## [Directions]
Locate and copy each line in the data that contains the word "Caroline".

▬▬▬▬▬▬▬▬▬▬

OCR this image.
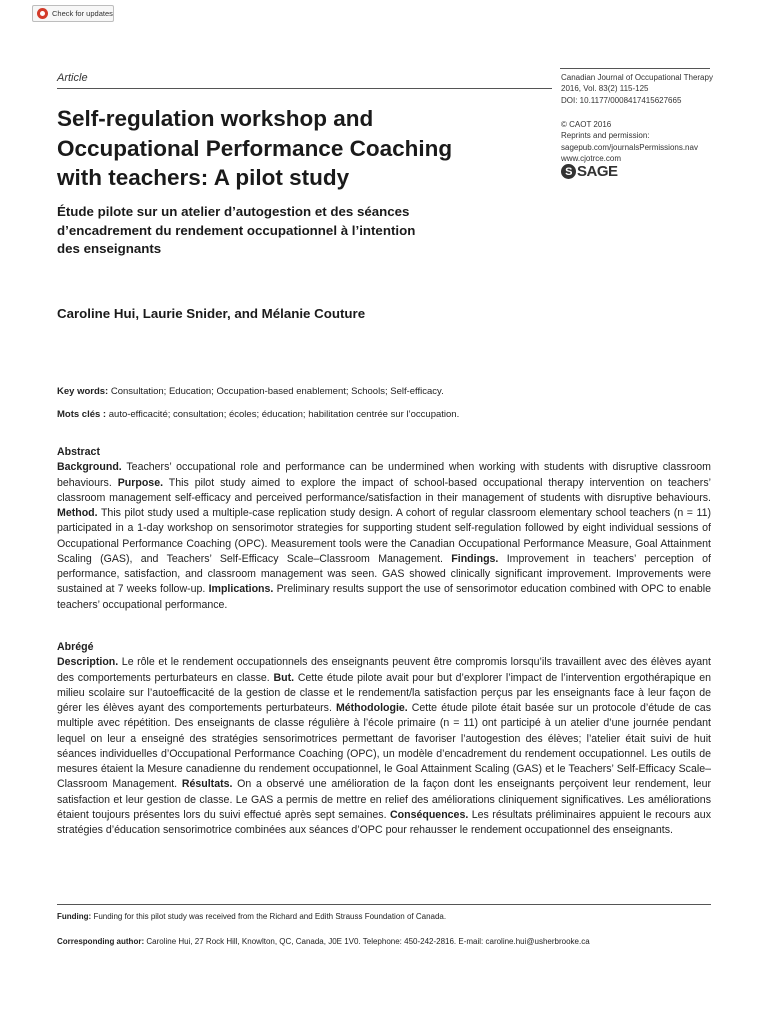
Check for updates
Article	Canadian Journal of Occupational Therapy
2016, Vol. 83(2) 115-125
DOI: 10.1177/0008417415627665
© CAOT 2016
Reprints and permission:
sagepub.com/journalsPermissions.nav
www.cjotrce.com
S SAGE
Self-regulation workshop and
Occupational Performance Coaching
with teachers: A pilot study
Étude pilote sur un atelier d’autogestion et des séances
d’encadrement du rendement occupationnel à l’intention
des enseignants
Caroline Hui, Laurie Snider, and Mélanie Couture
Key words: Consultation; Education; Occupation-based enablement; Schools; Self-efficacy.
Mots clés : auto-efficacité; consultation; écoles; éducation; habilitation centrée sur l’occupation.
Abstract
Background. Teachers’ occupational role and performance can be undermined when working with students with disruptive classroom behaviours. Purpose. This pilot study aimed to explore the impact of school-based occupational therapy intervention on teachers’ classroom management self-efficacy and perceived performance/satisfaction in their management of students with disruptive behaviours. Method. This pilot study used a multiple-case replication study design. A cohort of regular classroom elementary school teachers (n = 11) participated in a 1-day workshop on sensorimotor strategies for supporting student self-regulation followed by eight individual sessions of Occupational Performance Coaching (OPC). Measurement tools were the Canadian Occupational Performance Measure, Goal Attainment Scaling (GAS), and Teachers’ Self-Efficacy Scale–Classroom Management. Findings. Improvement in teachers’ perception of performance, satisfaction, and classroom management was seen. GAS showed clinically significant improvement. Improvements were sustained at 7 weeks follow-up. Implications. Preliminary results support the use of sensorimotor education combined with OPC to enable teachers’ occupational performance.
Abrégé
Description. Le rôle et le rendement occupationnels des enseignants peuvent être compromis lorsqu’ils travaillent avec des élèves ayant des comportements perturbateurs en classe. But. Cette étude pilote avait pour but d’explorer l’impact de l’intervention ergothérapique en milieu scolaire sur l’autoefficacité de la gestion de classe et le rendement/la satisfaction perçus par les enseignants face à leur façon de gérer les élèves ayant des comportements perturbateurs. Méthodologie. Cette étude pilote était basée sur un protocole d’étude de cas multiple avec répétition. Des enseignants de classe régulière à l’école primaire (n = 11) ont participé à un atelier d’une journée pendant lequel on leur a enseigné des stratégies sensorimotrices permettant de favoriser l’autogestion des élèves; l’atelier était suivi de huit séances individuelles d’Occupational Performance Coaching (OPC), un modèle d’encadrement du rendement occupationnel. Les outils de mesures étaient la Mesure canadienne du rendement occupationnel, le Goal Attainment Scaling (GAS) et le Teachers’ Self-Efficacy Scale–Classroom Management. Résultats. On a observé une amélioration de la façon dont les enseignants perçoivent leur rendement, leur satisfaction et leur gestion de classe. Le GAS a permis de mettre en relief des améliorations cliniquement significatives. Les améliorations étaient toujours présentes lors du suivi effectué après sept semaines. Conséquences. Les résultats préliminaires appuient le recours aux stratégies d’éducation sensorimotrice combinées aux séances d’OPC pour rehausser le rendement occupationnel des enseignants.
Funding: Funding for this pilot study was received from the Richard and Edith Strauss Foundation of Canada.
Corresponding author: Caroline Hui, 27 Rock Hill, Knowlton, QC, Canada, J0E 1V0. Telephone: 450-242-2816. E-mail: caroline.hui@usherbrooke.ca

▬▬▬▬▬▬▬▬▬▬

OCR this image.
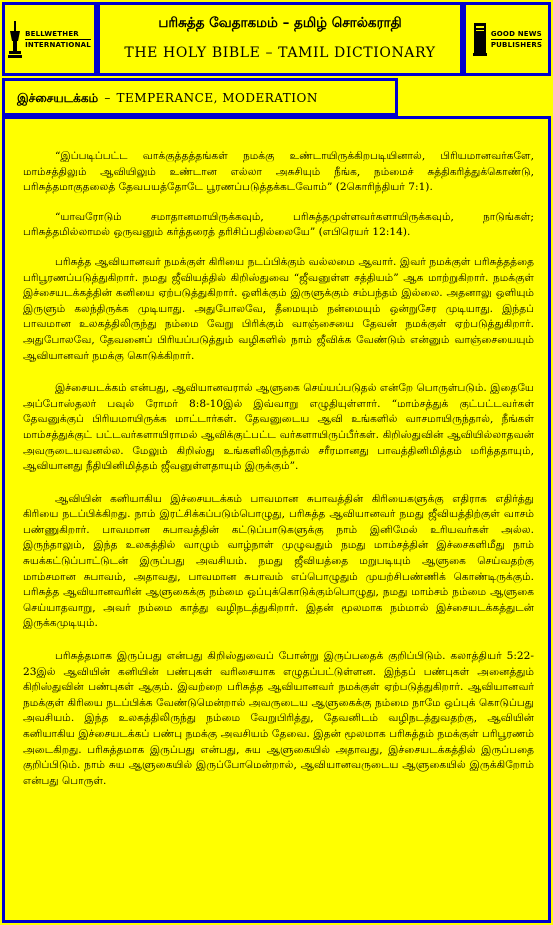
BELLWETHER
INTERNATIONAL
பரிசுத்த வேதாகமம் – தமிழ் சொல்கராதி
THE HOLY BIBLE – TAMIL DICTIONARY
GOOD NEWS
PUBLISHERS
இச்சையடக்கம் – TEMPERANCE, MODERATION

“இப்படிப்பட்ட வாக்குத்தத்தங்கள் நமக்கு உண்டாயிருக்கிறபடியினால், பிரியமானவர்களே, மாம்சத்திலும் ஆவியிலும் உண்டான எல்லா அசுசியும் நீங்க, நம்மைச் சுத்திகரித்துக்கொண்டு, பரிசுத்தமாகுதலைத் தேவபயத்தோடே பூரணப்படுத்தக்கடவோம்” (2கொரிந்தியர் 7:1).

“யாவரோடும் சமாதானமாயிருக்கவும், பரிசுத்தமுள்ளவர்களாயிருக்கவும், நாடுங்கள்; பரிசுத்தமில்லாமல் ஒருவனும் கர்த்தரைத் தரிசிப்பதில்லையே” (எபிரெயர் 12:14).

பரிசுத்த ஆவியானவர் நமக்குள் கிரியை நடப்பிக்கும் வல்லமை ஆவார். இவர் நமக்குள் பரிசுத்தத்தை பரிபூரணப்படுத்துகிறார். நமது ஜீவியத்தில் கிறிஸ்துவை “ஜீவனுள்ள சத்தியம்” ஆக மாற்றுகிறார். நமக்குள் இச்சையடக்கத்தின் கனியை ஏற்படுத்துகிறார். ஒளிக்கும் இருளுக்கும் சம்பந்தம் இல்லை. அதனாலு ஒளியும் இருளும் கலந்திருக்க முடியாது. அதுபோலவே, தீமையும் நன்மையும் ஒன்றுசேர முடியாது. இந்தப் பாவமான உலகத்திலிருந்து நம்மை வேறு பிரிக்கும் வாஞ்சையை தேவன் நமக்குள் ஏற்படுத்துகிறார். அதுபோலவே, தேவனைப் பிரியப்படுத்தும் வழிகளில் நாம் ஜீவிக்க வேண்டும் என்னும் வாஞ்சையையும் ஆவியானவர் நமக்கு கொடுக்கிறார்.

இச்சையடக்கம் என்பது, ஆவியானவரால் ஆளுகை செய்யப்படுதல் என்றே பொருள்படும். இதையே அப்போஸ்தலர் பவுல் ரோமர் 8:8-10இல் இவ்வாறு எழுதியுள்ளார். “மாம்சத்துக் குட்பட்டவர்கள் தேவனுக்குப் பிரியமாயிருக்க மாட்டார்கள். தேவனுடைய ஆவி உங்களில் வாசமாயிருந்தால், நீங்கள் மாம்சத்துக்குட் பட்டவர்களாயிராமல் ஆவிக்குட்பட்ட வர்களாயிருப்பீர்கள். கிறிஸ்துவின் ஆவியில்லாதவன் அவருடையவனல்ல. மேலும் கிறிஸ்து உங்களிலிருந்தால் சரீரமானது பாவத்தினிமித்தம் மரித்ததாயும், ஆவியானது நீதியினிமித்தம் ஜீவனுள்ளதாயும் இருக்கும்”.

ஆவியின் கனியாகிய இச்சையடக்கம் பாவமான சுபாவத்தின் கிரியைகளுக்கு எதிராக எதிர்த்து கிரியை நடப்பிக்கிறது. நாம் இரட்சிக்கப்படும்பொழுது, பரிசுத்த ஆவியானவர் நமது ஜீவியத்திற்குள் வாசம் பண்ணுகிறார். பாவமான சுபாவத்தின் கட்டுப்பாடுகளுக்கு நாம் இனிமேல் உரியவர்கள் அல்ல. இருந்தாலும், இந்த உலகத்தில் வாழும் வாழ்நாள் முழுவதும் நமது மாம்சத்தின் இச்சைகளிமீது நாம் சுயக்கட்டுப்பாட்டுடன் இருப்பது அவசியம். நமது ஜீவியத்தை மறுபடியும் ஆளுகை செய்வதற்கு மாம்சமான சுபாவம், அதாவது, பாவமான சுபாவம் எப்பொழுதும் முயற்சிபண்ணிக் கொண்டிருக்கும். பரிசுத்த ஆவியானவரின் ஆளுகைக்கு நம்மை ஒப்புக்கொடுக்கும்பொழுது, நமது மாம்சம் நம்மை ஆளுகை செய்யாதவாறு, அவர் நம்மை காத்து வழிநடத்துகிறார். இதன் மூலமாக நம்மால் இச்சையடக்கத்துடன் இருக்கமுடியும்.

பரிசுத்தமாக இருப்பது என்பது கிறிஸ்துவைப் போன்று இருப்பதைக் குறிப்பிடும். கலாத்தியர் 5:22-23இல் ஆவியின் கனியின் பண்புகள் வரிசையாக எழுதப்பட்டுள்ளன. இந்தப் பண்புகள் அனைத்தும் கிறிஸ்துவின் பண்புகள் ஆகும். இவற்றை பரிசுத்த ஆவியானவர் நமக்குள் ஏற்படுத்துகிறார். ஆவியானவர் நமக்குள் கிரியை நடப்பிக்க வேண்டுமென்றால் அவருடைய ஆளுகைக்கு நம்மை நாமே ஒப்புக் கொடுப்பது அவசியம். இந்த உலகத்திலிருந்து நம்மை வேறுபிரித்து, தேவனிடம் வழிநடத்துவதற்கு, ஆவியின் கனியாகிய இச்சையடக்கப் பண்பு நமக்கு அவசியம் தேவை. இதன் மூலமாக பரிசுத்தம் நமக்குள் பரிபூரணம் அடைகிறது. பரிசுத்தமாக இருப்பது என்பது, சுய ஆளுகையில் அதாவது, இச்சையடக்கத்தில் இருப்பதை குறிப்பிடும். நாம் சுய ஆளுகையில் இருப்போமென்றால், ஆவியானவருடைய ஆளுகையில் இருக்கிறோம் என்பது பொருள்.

▬▬▬▬▬▬▬▬▬▬

## [Output of the exercise]
Caroline Hui, Laurie Snider, and Mélanie Couture
Corresponding author: Caroline Hui, 27 Rock Hill, Knowlton, QC, Canada, J0E 1V0. Telephone: 450-242-2816. E-mail: caroline.hui@usherbrooke.ca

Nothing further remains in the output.